### Exercise task
Reproduce all of the listing below without alteration.

____________

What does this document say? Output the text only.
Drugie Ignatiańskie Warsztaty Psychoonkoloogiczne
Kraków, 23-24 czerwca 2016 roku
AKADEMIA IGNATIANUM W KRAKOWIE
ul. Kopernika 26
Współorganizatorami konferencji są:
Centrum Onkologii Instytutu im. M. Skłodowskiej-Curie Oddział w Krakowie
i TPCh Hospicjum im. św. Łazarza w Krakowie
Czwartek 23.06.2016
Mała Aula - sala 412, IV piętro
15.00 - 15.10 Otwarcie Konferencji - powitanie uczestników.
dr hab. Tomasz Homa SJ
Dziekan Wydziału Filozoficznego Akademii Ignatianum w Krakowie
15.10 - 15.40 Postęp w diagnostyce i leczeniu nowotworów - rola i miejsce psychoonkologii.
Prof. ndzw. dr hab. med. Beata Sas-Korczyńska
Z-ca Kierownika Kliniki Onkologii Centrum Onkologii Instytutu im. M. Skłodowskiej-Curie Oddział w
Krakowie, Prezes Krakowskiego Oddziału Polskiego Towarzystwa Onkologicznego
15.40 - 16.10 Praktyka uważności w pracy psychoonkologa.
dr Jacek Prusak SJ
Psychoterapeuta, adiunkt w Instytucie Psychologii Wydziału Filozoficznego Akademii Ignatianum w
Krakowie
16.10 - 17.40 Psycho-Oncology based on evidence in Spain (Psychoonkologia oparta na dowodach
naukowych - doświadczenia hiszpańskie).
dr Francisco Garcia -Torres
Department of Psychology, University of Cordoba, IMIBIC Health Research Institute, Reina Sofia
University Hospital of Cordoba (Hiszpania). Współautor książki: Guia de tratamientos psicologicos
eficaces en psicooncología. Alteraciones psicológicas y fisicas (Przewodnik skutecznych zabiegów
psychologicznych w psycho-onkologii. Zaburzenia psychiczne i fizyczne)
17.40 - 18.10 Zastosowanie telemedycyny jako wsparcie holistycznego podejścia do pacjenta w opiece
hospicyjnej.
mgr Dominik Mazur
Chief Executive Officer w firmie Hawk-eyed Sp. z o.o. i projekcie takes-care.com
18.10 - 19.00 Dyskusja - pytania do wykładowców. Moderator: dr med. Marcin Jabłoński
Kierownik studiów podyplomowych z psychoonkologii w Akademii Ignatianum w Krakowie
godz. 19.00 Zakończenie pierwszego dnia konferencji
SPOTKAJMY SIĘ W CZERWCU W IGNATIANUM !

____________

### Solution for this exercise
What does this document say? Output the text only.
Drugie Ignatiańskie Warsztaty Psychoonkoloogiczne
Kraków, 23-24 czerwca 2016 roku
AKADEMIA IGNATIANUM W KRAKOWIE
ul. Kopernika 26
Współorganizatorami konferencji są:
Centrum Onkologii Instytutu im. M. Skłodowskiej-Curie Oddział w Krakowie
i TPCh Hospicjum im. św. Łazarza w Krakowie
Czwartek 23.06.2016
Mała Aula - sala 412, IV piętro
15.00 - 15.10 Otwarcie Konferencji - powitanie uczestników.
dr hab. Tomasz Homa SJ
Dziekan Wydziału Filozoficznego Akademii Ignatianum w Krakowie
15.10 - 15.40 Postęp w diagnostyce i leczeniu nowotworów - rola i miejsce psychoonkologii.
Prof. ndzw. dr hab. med. Beata Sas-Korczyńska
Z-ca Kierownika Kliniki Onkologii Centrum Onkologii Instytutu im. M. Skłodowskiej-Curie Oddział w
Krakowie, Prezes Krakowskiego Oddziału Polskiego Towarzystwa Onkologicznego
15.40 - 16.10 Praktyka uważności w pracy psychoonkologa.
dr Jacek Prusak SJ
Psychoterapeuta, adiunkt w Instytucie Psychologii Wydziału Filozoficznego Akademii Ignatianum w
Krakowie
16.10 - 17.40 Psycho-Oncology based on evidence in Spain (Psychoonkologia oparta na dowodach
naukowych - doświadczenia hiszpańskie).
dr Francisco Garcia -Torres
Department of Psychology, University of Cordoba, IMIBIC Health Research Institute, Reina Sofia
University Hospital of Cordoba (Hiszpania). Współautor książki: Guia de tratamientos psicologicos
eficaces en psicooncología. Alteraciones psicológicas y fisicas (Przewodnik skutecznych zabiegów
psychologicznych w psycho-onkologii. Zaburzenia psychiczne i fizyczne)
17.40 - 18.10 Zastosowanie telemedycyny jako wsparcie holistycznego podejścia do pacjenta w opiece
hospicyjnej.
mgr Dominik Mazur
Chief Executive Officer w firmie Hawk-eyed Sp. z o.o. i projekcie takes-care.com
18.10 - 19.00 Dyskusja - pytania do wykładowców. Moderator: dr med. Marcin Jabłoński
Kierownik studiów podyplomowych z psychoonkologii w Akademii Ignatianum w Krakowie
godz. 19.00 Zakończenie pierwszego dnia konferencji
SPOTKAJMY SIĘ W CZERWCU W IGNATIANUM !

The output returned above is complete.